Set out the lines from the one containing "data-point [461,255,466,260]" through the one containing "data-point [359,179,365,184]", both included, as a Markdown table with the columns Row and Line. Leave out any blank lines.

── Dataset extract

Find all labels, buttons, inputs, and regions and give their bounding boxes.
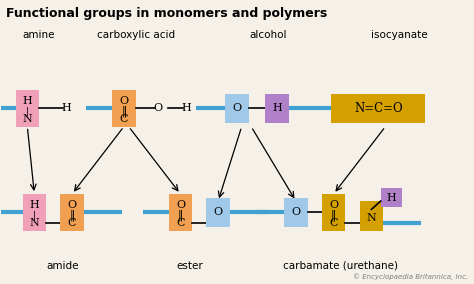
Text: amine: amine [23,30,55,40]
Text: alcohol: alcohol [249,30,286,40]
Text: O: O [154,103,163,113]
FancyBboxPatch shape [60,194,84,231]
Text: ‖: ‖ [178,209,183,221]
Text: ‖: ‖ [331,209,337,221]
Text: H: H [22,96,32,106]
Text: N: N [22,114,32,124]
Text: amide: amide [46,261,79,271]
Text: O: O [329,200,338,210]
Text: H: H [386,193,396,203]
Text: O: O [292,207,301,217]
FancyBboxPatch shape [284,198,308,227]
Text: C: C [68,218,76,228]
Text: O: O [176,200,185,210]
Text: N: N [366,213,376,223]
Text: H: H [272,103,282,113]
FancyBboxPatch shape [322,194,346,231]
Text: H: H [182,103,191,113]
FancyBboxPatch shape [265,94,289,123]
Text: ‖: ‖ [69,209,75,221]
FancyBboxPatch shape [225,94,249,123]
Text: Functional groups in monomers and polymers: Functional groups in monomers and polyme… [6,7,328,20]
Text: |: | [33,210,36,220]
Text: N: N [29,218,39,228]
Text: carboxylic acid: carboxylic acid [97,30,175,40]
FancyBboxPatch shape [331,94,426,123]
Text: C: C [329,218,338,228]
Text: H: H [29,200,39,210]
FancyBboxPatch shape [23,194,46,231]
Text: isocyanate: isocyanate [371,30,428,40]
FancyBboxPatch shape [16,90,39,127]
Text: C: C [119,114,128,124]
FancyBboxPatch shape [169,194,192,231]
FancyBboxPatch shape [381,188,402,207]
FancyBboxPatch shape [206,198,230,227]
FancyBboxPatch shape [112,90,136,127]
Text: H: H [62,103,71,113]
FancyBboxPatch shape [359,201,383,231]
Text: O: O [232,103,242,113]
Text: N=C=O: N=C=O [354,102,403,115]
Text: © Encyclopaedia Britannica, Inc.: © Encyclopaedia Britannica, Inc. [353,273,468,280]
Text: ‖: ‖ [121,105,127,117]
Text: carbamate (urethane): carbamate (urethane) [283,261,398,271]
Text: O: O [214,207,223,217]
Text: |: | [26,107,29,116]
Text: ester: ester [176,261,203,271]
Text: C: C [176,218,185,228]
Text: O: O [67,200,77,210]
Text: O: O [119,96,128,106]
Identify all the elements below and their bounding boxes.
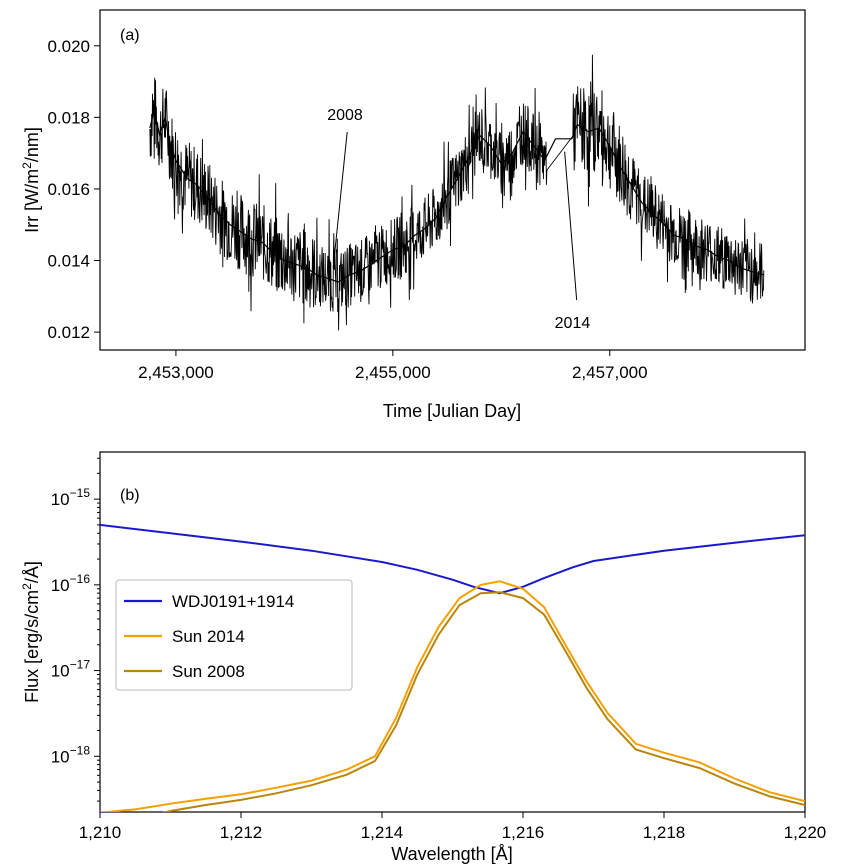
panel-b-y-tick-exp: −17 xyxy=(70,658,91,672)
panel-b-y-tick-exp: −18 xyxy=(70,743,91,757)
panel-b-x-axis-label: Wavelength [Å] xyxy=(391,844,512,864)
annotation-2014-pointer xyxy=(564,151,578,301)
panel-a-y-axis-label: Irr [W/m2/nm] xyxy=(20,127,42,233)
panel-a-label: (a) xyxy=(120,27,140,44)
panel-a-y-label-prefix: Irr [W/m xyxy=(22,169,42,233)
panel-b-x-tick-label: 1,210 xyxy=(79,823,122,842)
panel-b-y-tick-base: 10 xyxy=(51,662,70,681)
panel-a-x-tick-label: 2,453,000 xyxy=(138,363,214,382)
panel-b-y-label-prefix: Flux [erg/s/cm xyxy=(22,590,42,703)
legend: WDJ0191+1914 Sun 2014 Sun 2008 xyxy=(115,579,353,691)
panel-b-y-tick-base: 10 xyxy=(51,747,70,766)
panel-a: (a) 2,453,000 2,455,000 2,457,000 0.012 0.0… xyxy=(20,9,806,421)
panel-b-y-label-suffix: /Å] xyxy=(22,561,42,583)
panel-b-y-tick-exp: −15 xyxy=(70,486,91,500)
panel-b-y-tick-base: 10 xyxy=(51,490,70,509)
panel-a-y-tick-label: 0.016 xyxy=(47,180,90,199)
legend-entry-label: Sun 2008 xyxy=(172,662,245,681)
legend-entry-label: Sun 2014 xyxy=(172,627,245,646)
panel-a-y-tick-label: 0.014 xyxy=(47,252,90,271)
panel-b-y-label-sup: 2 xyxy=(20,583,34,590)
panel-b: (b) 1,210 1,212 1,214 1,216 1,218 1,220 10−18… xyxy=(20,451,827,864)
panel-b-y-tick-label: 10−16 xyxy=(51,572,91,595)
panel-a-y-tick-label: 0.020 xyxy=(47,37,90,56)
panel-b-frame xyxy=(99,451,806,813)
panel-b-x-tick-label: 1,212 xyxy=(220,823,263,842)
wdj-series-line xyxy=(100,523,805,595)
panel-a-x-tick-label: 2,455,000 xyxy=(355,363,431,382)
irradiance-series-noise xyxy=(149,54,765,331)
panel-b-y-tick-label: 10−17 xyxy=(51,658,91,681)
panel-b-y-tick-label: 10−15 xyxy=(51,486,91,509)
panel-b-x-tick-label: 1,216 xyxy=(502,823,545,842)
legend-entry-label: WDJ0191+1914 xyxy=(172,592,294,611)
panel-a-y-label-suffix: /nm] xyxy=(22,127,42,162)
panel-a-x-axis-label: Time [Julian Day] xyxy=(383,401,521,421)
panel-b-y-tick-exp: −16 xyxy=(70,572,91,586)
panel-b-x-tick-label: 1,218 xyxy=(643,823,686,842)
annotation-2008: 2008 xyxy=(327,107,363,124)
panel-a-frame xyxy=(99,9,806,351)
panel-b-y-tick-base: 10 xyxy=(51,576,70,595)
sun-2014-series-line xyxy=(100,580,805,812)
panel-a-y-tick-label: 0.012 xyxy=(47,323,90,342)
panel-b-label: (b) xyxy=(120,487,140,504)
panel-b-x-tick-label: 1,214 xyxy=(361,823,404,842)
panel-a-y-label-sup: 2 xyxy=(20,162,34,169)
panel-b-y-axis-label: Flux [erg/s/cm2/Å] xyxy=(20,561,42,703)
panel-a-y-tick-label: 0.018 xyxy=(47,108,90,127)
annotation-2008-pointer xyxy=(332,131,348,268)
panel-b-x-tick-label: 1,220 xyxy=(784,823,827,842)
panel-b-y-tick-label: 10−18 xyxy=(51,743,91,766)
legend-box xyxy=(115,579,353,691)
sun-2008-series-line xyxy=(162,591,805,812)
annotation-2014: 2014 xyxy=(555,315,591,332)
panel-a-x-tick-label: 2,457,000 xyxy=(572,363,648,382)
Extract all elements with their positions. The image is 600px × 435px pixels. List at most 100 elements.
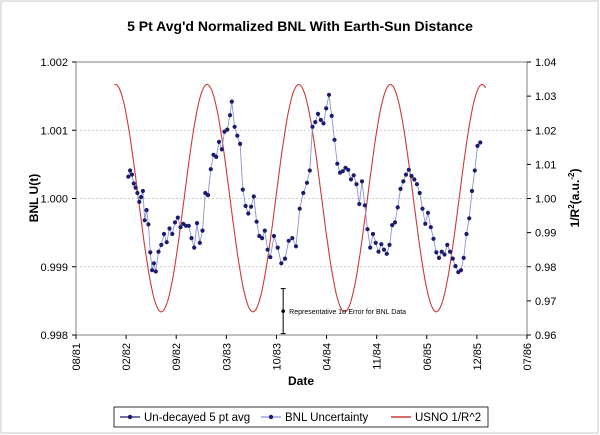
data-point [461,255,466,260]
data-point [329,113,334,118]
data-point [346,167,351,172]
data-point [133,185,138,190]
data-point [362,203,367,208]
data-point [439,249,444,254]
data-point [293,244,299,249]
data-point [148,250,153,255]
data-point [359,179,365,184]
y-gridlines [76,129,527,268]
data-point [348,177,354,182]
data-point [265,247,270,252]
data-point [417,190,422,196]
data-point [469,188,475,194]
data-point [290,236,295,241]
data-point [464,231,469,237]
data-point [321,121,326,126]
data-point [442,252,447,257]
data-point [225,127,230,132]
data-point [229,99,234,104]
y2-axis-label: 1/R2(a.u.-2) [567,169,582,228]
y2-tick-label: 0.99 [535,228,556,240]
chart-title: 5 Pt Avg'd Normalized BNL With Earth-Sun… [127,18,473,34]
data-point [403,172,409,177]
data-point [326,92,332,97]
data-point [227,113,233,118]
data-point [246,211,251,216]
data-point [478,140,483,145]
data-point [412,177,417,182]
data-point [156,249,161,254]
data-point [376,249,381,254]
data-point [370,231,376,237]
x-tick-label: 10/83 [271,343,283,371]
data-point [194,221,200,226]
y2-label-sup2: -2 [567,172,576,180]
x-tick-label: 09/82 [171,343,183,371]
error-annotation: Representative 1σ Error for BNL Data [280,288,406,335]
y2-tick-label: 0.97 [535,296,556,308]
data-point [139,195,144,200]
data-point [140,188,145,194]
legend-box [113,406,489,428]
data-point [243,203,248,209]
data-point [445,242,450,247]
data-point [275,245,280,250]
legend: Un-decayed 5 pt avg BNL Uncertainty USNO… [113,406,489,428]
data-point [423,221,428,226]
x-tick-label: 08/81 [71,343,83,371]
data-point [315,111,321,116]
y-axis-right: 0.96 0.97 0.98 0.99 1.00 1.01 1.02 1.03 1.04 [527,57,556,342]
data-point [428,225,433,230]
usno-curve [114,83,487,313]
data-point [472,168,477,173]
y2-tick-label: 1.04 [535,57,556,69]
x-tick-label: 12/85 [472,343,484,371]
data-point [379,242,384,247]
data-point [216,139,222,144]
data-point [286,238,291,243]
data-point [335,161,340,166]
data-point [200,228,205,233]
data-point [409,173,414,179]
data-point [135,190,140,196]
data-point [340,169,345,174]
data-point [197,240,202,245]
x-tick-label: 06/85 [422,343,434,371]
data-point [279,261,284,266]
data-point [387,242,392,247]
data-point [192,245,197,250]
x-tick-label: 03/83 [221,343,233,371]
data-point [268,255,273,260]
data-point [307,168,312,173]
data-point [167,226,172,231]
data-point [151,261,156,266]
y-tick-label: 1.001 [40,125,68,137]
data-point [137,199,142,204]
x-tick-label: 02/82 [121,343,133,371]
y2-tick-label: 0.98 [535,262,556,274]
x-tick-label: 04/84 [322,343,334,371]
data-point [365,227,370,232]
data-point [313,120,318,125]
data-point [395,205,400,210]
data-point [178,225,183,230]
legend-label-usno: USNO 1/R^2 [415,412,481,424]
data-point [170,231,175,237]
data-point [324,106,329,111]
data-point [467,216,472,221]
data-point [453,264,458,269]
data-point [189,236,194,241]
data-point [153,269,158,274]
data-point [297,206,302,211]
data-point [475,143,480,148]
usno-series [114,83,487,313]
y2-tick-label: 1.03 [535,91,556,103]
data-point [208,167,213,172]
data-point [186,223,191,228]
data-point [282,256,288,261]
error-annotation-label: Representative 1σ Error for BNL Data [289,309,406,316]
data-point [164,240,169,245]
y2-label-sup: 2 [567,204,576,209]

────

■ Answer:
| Row | Line |
|---|---|
| 1 | data-point [461,255,466,260] |
| 2 | data-point [329,113,334,118] |
| 3 | data-point [346,167,351,172] |
| 4 | data-point [133,185,138,190] |
| 5 | data-point [362,203,367,208] |
| 6 | data-point [439,249,444,254] |
| 7 | data-point [293,244,299,249] |
| 8 | data-point [148,250,153,255] |
| 9 | data-point [359,179,365,184] |